◆ Written task
Every record must be written out once more, with nothing added or omitted.

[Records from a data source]

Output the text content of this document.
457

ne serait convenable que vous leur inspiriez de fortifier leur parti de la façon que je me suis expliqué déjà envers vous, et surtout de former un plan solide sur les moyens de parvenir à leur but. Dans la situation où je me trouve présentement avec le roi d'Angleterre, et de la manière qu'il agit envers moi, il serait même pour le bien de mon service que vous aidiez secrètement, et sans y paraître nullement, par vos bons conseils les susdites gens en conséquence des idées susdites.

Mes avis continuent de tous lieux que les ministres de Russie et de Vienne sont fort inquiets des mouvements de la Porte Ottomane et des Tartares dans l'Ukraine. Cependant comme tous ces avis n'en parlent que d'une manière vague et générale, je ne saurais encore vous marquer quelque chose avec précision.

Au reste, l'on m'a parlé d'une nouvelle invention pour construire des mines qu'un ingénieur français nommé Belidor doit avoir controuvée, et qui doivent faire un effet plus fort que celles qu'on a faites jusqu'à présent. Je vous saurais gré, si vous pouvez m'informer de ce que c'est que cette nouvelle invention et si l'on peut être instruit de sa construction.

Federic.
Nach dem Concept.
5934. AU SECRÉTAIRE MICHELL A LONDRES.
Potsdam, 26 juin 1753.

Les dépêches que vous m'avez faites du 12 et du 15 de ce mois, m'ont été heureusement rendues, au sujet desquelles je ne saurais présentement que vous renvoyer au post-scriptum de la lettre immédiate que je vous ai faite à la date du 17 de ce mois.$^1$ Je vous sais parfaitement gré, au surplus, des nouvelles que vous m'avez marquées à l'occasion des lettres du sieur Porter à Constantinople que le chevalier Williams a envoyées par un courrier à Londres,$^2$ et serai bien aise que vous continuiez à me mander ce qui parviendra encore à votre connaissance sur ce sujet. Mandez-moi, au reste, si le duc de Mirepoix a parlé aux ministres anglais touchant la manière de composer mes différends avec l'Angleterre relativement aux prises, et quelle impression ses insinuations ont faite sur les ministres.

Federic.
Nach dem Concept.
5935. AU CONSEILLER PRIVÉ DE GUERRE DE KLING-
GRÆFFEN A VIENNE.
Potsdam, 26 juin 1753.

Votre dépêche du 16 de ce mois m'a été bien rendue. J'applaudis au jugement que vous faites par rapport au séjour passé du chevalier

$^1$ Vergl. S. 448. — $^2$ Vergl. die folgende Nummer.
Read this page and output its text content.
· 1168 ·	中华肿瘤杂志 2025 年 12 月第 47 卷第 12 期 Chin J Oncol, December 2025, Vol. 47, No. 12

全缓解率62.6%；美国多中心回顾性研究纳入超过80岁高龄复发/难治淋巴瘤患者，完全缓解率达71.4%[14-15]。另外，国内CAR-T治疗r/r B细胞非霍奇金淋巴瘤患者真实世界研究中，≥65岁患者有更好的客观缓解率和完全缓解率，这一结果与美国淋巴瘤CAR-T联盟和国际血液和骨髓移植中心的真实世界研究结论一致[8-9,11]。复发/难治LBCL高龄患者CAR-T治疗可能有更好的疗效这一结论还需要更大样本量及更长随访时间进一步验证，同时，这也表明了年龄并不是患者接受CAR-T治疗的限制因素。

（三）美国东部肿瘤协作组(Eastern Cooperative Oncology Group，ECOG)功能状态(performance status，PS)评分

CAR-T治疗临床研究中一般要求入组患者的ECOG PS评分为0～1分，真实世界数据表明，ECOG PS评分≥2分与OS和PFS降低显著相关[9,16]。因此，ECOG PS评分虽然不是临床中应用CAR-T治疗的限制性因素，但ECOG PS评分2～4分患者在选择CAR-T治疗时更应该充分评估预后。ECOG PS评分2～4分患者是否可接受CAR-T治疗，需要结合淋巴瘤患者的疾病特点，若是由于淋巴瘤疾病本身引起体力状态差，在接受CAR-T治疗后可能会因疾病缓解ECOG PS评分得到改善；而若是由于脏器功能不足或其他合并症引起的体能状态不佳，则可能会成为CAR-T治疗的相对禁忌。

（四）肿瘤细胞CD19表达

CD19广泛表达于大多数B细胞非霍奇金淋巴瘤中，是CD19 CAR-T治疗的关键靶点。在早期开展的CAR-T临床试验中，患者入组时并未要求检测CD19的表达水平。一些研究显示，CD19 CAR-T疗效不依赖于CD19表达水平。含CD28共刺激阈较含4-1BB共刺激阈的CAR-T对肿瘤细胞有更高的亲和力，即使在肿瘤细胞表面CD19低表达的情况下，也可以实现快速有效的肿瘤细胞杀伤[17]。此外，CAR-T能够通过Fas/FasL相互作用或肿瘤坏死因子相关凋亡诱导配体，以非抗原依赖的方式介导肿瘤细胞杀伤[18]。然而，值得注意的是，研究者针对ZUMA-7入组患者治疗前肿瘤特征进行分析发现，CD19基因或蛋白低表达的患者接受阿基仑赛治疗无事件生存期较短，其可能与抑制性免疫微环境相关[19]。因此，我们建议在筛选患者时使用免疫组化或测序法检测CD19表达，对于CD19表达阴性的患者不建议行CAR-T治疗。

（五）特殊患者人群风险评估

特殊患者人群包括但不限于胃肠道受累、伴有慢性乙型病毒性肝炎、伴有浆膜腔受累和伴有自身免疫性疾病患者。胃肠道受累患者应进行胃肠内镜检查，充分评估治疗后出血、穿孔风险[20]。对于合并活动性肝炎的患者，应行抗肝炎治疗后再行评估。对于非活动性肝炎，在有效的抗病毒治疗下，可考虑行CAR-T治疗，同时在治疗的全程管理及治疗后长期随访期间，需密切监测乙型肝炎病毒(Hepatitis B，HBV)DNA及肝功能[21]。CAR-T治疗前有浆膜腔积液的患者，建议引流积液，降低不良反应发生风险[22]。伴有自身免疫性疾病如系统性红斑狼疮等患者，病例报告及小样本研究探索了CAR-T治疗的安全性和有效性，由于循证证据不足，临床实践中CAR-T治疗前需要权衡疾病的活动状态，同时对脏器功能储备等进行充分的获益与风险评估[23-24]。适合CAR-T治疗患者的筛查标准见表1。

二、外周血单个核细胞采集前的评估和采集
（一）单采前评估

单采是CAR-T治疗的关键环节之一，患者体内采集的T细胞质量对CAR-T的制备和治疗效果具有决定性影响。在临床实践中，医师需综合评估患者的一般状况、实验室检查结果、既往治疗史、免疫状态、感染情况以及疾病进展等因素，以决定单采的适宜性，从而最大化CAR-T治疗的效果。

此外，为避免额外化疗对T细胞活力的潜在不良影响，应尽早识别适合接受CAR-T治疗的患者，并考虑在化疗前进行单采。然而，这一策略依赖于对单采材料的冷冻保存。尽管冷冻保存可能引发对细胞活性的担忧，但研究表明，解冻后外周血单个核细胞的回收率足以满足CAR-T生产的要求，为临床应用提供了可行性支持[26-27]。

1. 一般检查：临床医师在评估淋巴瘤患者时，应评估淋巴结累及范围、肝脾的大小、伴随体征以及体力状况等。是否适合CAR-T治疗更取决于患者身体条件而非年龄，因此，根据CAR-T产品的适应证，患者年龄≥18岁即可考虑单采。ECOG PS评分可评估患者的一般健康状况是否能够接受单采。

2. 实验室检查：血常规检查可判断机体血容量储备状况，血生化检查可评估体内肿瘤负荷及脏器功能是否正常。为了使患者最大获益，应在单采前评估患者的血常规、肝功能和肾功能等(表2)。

◆ Full solution
Output the text content of this document.
457

ne serait convenable que vous leur inspiriez de fortifier leur parti de la façon que je me suis expliqué déjà envers vous, et surtout de former un plan solide sur les moyens de parvenir à leur but. Dans la situation où je me trouve présentement avec le roi d'Angleterre, et de la manière qu'il agit envers moi, il serait même pour le bien de mon service que vous aidiez secrètement, et sans y paraître nullement, par vos bons conseils les susdites gens en conséquence des idées susdites.

Mes avis continuent de tous lieux que les ministres de Russie et de Vienne sont fort inquiets des mouvements de la Porte Ottomane et des Tartares dans l'Ukraine. Cependant comme tous ces avis n'en parlent que d'une manière vague et générale, je ne saurais encore vous marquer quelque chose avec précision.

Au reste, l'on m'a parlé d'une nouvelle invention pour construire des mines qu'un ingénieur français nommé Belidor doit avoir controuvée, et qui doivent faire un effet plus fort que celles qu'on a faites jusqu'à présent. Je vous saurais gré, si vous pouvez m'informer de ce que c'est que cette nouvelle invention et si l'on peut être instruit de sa construction.

Federic.
Nach dem Concept.
5934. AU SECRÉTAIRE MICHELL A LONDRES.
Potsdam, 26 juin 1753.

Les dépêches que vous m'avez faites du 12 et du 15 de ce mois, m'ont été heureusement rendues, au sujet desquelles je ne saurais présentement que vous renvoyer au post-scriptum de la lettre immédiate que je vous ai faite à la date du 17 de ce mois.$^1$ Je vous sais parfaitement gré, au surplus, des nouvelles que vous m'avez marquées à l'occasion des lettres du sieur Porter à Constantinople que le chevalier Williams a envoyées par un courrier à Londres,$^2$ et serai bien aise que vous continuiez à me mander ce qui parviendra encore à votre connaissance sur ce sujet. Mandez-moi, au reste, si le duc de Mirepoix a parlé aux ministres anglais touchant la manière de composer mes différends avec l'Angleterre relativement aux prises, et quelle impression ses insinuations ont faite sur les ministres.

Federic.
Nach dem Concept.
5935. AU CONSEILLER PRIVÉ DE GUERRE DE KLING-
GRÆFFEN A VIENNE.
Potsdam, 26 juin 1753.

Votre dépêche du 16 de ce mois m'a été bien rendue. J'applaudis au jugement que vous faites par rapport au séjour passé du chevalier

$^1$ Vergl. S. 448. — $^2$ Vergl. die folgende Nummer.
Read this page and output its text content.
· 1168 ·	中华肿瘤杂志 2025 年 12 月第 47 卷第 12 期 Chin J Oncol, December 2025, Vol. 47, No. 12

全缓解率62.6%；美国多中心回顾性研究纳入超过80岁高龄复发/难治淋巴瘤患者，完全缓解率达71.4%[14-15]。另外，国内CAR-T治疗r/r B细胞非霍奇金淋巴瘤患者真实世界研究中，≥65岁患者有更好的客观缓解率和完全缓解率，这一结果与美国淋巴瘤CAR-T联盟和国际血液和骨髓移植中心的真实世界研究结论一致[8-9,11]。复发/难治LBCL高龄患者CAR-T治疗可能有更好的疗效这一结论还需要更大样本量及更长随访时间进一步验证，同时，这也表明了年龄并不是患者接受CAR-T治疗的限制因素。

（三）美国东部肿瘤协作组(Eastern Cooperative Oncology Group，ECOG)功能状态(performance status，PS)评分

CAR-T治疗临床研究中一般要求入组患者的ECOG PS评分为0～1分，真实世界数据表明，ECOG PS评分≥2分与OS和PFS降低显著相关[9,16]。因此，ECOG PS评分虽然不是临床中应用CAR-T治疗的限制性因素，但ECOG PS评分2～4分患者在选择CAR-T治疗时更应该充分评估预后。ECOG PS评分2～4分患者是否可接受CAR-T治疗，需要结合淋巴瘤患者的疾病特点，若是由于淋巴瘤疾病本身引起体力状态差，在接受CAR-T治疗后可能会因疾病缓解ECOG PS评分得到改善；而若是由于脏器功能不足或其他合并症引起的体能状态不佳，则可能会成为CAR-T治疗的相对禁忌。

（四）肿瘤细胞CD19表达

CD19广泛表达于大多数B细胞非霍奇金淋巴瘤中，是CD19 CAR-T治疗的关键靶点。在早期开展的CAR-T临床试验中，患者入组时并未要求检测CD19的表达水平。一些研究显示，CD19 CAR-T疗效不依赖于CD19表达水平。含CD28共刺激阈较含4-1BB共刺激阈的CAR-T对肿瘤细胞有更高的亲和力，即使在肿瘤细胞表面CD19低表达的情况下，也可以实现快速有效的肿瘤细胞杀伤[17]。此外，CAR-T能够通过Fas/FasL相互作用或肿瘤坏死因子相关凋亡诱导配体，以非抗原依赖的方式介导肿瘤细胞杀伤[18]。然而，值得注意的是，研究者针对ZUMA-7入组患者治疗前肿瘤特征进行分析发现，CD19基因或蛋白低表达的患者接受阿基仑赛治疗无事件生存期较短，其可能与抑制性免疫微环境相关[19]。因此，我们建议在筛选患者时使用免疫组化或测序法检测CD19表达，对于CD19表达阴性的患者不建议行CAR-T治疗。

（五）特殊患者人群风险评估

特殊患者人群包括但不限于胃肠道受累、伴有慢性乙型病毒性肝炎、伴有浆膜腔受累和伴有自身免疫性疾病患者。胃肠道受累患者应进行胃肠内镜检查，充分评估治疗后出血、穿孔风险[20]。对于合并活动性肝炎的患者，应行抗肝炎治疗后再行评估。对于非活动性肝炎，在有效的抗病毒治疗下，可考虑行CAR-T治疗，同时在治疗的全程管理及治疗后长期随访期间，需密切监测乙型肝炎病毒(Hepatitis B，HBV)DNA及肝功能[21]。CAR-T治疗前有浆膜腔积液的患者，建议引流积液，降低不良反应发生风险[22]。伴有自身免疫性疾病如系统性红斑狼疮等患者，病例报告及小样本研究探索了CAR-T治疗的安全性和有效性，由于循证证据不足，临床实践中CAR-T治疗前需要权衡疾病的活动状态，同时对脏器功能储备等进行充分的获益与风险评估[23-24]。适合CAR-T治疗患者的筛查标准见表1。

二、外周血单个核细胞采集前的评估和采集
（一）单采前评估

单采是CAR-T治疗的关键环节之一，患者体内采集的T细胞质量对CAR-T的制备和治疗效果具有决定性影响。在临床实践中，医师需综合评估患者的一般状况、实验室检查结果、既往治疗史、免疫状态、感染情况以及疾病进展等因素，以决定单采的适宜性，从而最大化CAR-T治疗的效果。

此外，为避免额外化疗对T细胞活力的潜在不良影响，应尽早识别适合接受CAR-T治疗的患者，并考虑在化疗前进行单采。然而，这一策略依赖于对单采材料的冷冻保存。尽管冷冻保存可能引发对细胞活性的担忧，但研究表明，解冻后外周血单个核细胞的回收率足以满足CAR-T生产的要求，为临床应用提供了可行性支持[26-27]。

1. 一般检查：临床医师在评估淋巴瘤患者时，应评估淋巴结累及范围、肝脾的大小、伴随体征以及体力状况等。是否适合CAR-T治疗更取决于患者身体条件而非年龄，因此，根据CAR-T产品的适应证，患者年龄≥18岁即可考虑单采。ECOG PS评分可评估患者的一般健康状况是否能够接受单采。

2. 实验室检查：血常规检查可判断机体血容量储备状况，血生化检查可评估体内肿瘤负荷及脏器功能是否正常。为了使患者最大获益，应在单采前评估患者的血常规、肝功能和肾功能等(表2)。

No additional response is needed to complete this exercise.